**ARTICLE:**

2018-02-01 Thread Michael Lawrence
On Thu, Feb 1, 2018 at 1:21 AM, Martin Maechler 
wrote:

> >>>>> Michael Lawrence 
> >>>>> on Tue, 30 Jan 2018 10:37:38 -0800 writes:
>
> > I agree that it would make sense for the object to have c("by",
> "list") as
> > its class attribute, since the object is known to behave as a list.
>
> Well, but that (list behavior) applies to most non-simple S3
> classed objects, say "data.frame", say "lm" to start with real basic ones.
>
> The later part of the discussion, seems more relevant to me.
> Adding "list" to the class attribute seems as wrong to me as
> e.g. adding "double" to "Date" or "POSIXct" (and many more such cases).
>
>
There's a distinction though. Date and POSIXct should not really behave as
double values (an implementation detail), but "by" is expected to behave as
a list (when it is one).

For the present case, we should stay with focusing on  is.list()
> being true after as.list() .. the same we would do with
> as.numeric() and is.numeric().
>
> Martin
>
> > However, it would may be too disruptive to make this change at this
> point.
> > Hard to predict.

**ENTRIES SUPPLIED:**
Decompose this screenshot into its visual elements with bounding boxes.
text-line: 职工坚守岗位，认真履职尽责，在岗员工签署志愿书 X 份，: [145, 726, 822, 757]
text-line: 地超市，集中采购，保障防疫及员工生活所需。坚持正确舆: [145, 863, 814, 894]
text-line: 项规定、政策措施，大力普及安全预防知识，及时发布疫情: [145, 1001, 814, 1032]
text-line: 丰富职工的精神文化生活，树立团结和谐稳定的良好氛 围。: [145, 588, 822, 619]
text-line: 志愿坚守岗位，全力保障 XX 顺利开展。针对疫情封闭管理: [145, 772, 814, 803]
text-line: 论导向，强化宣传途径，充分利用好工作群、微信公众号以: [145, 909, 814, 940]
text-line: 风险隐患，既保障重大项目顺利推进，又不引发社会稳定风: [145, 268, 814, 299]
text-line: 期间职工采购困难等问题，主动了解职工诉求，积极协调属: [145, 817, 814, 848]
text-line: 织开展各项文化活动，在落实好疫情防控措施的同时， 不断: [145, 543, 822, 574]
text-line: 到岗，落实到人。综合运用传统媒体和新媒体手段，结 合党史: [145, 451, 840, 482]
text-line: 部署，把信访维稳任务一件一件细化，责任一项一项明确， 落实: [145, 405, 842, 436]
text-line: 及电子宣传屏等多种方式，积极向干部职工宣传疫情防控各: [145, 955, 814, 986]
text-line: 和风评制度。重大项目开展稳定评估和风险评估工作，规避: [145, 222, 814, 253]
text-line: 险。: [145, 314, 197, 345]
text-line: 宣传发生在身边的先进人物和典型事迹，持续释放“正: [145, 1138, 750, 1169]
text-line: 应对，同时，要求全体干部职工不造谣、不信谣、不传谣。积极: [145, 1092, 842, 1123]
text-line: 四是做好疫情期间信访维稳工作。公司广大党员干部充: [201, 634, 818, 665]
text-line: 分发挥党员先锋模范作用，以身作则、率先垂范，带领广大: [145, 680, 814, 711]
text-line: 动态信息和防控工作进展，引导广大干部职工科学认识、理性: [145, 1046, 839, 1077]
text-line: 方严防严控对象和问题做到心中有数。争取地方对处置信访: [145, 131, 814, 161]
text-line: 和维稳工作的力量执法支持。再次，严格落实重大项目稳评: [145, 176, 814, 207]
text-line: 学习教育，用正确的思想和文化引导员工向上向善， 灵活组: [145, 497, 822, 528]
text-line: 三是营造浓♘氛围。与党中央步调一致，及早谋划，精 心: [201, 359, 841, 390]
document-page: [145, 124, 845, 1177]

**WORK TO COMPLETE:**
A) In the email thread about the class of "by" objects, which two classes does Martin Maechler name as real basic examples of S3-classed objects with list behavior?
B) Carry the email thread about the class of "by" objects forward from its final line.
The items are separate material and unrelated to the email thread.

**RESULTS OF THE TASKS:**
A) "data.frame" and "lm".

B)
>
> > Michael
>
> > On Mon, Jan 29, 2018 at 5:00 PM, Dario Strbenac <
> dstr7...@uni.sydney.edu.au>
> > wrote:
>
> >> Good day,
> >>
> >> I'd like to suggest the addition of an as.list method for a by
> object that
> >> actually returns a list of class "list". This would make it safer
> to do
> >> type-checking, because is.list also returns TRUE for a data.frame
> variable
> >> and using class(result) == "list" is an alternative that only
> returns TRUE
> >> for lists. It's also confusing initially that
> >>
> >> > class(x)
> >> [1] "by"
> >> > is.list(x)
> >> [1] TRUE
> >>
> >> since there's no explicit class definition for "by" and no mention
> if it
> >> has any superclasses.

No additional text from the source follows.